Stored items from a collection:

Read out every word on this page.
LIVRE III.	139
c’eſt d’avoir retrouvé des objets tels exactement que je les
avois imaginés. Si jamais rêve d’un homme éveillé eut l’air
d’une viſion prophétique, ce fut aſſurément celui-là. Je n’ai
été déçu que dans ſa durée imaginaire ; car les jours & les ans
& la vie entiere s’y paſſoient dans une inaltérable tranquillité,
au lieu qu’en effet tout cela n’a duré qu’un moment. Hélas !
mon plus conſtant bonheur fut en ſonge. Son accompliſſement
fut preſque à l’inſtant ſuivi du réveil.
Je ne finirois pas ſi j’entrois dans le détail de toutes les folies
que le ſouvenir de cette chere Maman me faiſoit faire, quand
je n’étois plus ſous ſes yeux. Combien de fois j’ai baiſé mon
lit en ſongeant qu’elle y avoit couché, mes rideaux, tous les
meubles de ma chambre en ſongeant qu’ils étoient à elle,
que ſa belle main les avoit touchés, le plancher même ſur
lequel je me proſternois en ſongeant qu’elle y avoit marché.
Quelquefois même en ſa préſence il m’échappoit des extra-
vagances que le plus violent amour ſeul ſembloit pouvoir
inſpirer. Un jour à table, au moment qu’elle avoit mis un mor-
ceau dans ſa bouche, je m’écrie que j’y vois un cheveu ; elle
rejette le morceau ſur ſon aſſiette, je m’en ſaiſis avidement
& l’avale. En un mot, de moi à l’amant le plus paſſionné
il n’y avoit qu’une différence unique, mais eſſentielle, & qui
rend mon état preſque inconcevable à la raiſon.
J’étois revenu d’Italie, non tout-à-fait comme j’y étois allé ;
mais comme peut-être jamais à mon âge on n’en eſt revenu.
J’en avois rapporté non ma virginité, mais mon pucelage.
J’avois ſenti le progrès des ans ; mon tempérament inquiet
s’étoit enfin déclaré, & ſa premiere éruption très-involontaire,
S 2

- _TASK STATEMENT_:
All entries must be repeated verbatim.

- _EXERCISE RESPONSE_:
Read out every word on this page.
LIVRE III.	139
c’eſt d’avoir retrouvé des objets tels exactement que je les
avois imaginés. Si jamais rêve d’un homme éveillé eut l’air
d’une viſion prophétique, ce fut aſſurément celui-là. Je n’ai
été déçu que dans ſa durée imaginaire ; car les jours & les ans
& la vie entiere s’y paſſoient dans une inaltérable tranquillité,
au lieu qu’en effet tout cela n’a duré qu’un moment. Hélas !
mon plus conſtant bonheur fut en ſonge. Son accompliſſement
fut preſque à l’inſtant ſuivi du réveil.
Je ne finirois pas ſi j’entrois dans le détail de toutes les folies
que le ſouvenir de cette chere Maman me faiſoit faire, quand
je n’étois plus ſous ſes yeux. Combien de fois j’ai baiſé mon
lit en ſongeant qu’elle y avoit couché, mes rideaux, tous les
meubles de ma chambre en ſongeant qu’ils étoient à elle,
que ſa belle main les avoit touchés, le plancher même ſur
lequel je me proſternois en ſongeant qu’elle y avoit marché.
Quelquefois même en ſa préſence il m’échappoit des extra-
vagances que le plus violent amour ſeul ſembloit pouvoir
inſpirer. Un jour à table, au moment qu’elle avoit mis un mor-
ceau dans ſa bouche, je m’écrie que j’y vois un cheveu ; elle
rejette le morceau ſur ſon aſſiette, je m’en ſaiſis avidement
& l’avale. En un mot, de moi à l’amant le plus paſſionné
il n’y avoit qu’une différence unique, mais eſſentielle, & qui
rend mon état preſque inconcevable à la raiſon.
J’étois revenu d’Italie, non tout-à-fait comme j’y étois allé ;
mais comme peut-être jamais à mon âge on n’en eſt revenu.
J’en avois rapporté non ma virginité, mais mon pucelage.
J’avois ſenti le progrès des ans ; mon tempérament inquiet
s’étoit enfin déclaré, & ſa premiere éruption très-involontaire,
S 2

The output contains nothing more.